# [Dataset excerpts]
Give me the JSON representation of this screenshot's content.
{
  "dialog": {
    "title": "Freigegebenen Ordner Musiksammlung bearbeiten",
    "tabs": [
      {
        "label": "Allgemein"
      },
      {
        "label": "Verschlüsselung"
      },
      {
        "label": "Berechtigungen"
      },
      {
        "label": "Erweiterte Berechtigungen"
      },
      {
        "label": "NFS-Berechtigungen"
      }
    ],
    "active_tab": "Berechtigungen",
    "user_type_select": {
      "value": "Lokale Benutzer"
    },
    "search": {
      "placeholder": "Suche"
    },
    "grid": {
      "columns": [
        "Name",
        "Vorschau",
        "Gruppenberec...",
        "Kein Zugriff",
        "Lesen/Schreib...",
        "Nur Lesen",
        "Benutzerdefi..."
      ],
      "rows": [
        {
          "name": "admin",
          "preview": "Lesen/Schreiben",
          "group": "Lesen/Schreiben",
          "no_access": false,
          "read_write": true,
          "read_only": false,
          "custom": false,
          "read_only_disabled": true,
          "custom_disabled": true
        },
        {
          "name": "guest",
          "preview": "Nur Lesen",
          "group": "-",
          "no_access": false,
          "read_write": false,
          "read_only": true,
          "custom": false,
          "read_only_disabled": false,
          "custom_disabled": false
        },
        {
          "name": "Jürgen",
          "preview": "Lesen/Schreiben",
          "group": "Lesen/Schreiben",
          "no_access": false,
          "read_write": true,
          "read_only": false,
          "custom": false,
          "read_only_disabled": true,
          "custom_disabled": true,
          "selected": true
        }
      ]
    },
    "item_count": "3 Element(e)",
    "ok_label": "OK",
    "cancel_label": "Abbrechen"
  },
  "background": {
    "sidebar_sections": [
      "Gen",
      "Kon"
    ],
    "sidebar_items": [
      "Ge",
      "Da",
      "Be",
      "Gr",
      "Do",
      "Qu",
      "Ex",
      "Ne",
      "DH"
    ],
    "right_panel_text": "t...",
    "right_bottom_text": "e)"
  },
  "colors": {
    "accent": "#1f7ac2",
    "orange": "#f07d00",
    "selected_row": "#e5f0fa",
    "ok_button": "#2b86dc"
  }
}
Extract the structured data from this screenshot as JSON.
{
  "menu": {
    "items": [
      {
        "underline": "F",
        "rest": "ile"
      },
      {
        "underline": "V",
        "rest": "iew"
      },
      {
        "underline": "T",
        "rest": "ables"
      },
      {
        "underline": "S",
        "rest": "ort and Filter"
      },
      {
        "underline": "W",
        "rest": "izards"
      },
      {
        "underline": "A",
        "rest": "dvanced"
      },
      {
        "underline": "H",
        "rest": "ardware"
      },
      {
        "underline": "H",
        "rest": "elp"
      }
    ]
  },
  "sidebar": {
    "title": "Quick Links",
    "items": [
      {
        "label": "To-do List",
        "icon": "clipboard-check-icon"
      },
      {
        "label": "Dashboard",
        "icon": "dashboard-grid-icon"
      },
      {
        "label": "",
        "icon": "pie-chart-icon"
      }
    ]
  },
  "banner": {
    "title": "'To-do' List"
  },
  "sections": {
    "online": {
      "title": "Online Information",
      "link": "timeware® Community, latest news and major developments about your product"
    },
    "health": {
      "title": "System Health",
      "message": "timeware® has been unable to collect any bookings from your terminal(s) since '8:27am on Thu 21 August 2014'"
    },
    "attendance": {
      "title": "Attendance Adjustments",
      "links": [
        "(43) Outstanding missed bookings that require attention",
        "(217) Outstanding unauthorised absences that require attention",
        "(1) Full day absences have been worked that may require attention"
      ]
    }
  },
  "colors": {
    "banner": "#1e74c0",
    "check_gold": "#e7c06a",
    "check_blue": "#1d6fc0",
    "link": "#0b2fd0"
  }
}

# [What is required]
Give only the number of lines in the preceding material that contain the string "rest".

# [Task response]
8